# [STATED EXERCISE]
Return the number of lines that contain the word "работы", and return nothing else.

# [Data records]
** Begin **
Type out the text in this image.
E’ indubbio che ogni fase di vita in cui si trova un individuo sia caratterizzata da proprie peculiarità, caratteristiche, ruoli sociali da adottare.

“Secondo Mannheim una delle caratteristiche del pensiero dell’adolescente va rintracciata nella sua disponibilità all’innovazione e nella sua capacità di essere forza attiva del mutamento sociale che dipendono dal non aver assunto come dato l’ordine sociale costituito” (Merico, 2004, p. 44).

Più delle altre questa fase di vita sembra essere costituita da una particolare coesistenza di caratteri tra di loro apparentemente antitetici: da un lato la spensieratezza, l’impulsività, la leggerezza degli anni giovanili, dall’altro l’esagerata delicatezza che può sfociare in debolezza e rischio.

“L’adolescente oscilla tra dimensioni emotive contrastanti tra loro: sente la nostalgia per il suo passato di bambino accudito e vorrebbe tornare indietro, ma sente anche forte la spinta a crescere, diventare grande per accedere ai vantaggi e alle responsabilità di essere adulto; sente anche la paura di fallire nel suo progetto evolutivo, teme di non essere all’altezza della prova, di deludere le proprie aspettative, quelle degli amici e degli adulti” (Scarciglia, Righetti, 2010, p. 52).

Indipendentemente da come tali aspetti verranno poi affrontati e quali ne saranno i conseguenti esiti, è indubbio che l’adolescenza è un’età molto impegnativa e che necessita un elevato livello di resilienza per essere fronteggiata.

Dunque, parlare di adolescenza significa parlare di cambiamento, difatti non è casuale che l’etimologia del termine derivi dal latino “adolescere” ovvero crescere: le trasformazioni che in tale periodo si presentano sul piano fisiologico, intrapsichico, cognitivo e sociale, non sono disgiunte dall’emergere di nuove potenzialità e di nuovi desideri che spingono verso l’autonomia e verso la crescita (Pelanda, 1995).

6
** End **
** Begin **
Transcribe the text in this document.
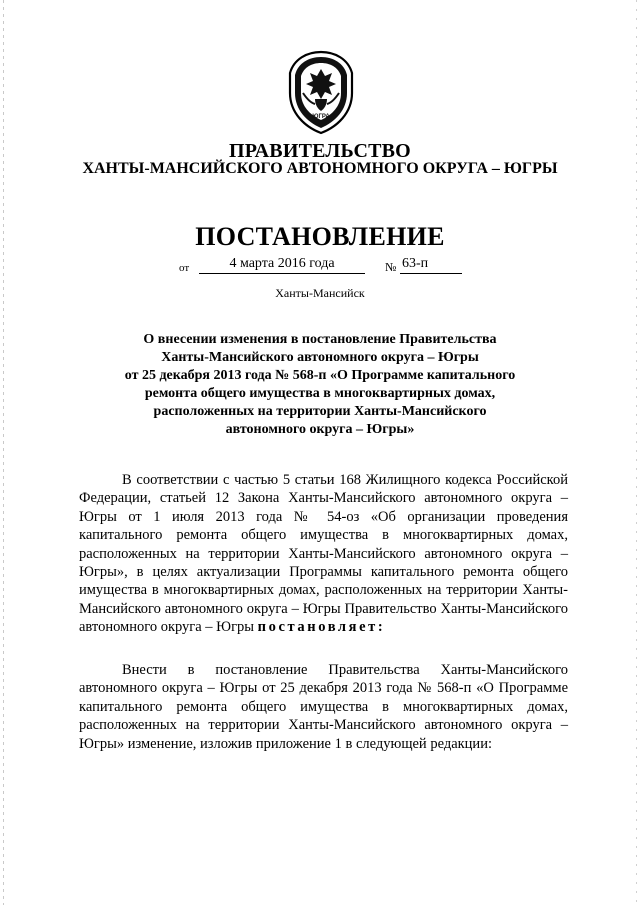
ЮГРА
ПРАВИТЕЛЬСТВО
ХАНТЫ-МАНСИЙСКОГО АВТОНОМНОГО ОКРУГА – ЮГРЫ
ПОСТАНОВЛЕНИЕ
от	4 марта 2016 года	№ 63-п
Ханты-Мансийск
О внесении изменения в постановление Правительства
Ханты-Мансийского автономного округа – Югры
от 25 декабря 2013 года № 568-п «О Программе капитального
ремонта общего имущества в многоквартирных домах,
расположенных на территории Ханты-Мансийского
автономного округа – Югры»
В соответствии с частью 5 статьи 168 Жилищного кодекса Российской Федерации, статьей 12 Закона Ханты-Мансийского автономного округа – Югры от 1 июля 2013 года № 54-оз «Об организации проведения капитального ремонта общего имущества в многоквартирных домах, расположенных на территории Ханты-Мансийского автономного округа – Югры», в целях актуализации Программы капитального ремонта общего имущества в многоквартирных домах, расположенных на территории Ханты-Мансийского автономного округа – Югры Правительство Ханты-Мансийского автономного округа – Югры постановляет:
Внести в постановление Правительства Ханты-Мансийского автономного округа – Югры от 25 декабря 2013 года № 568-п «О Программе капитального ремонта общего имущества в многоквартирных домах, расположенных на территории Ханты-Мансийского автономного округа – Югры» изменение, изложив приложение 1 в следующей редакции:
** End **
** Begin **
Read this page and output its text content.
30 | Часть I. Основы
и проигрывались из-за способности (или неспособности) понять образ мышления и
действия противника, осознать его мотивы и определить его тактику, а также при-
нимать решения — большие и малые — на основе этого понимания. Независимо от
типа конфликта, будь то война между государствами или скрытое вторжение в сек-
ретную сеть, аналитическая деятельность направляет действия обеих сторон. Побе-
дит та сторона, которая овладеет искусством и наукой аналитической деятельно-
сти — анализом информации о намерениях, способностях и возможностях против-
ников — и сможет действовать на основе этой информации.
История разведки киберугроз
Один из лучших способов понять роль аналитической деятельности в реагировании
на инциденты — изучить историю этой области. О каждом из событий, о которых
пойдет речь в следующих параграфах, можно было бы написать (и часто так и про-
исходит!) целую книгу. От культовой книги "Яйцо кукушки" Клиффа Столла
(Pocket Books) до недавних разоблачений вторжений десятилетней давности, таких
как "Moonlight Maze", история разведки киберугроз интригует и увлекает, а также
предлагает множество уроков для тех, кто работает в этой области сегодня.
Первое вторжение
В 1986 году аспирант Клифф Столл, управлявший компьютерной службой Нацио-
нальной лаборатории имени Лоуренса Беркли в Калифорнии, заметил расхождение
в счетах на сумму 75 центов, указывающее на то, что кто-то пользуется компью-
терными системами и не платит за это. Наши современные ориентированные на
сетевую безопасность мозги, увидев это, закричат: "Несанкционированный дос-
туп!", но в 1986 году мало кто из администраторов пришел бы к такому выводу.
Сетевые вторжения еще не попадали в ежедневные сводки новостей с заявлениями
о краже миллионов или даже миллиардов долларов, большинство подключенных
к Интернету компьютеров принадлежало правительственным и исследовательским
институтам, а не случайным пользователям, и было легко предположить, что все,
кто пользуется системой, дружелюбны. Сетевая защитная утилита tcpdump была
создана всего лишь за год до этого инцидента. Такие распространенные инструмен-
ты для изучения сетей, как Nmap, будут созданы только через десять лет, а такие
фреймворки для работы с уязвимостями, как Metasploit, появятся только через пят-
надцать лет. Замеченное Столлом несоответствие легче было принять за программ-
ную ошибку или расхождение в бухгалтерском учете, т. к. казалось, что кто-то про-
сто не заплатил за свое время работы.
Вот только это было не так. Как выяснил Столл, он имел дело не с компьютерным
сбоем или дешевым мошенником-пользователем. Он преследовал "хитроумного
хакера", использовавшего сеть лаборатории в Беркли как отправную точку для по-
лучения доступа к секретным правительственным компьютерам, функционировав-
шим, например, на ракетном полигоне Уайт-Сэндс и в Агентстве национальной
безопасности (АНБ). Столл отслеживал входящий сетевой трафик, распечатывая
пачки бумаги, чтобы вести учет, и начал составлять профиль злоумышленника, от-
** End **
# [THE REPLY]
2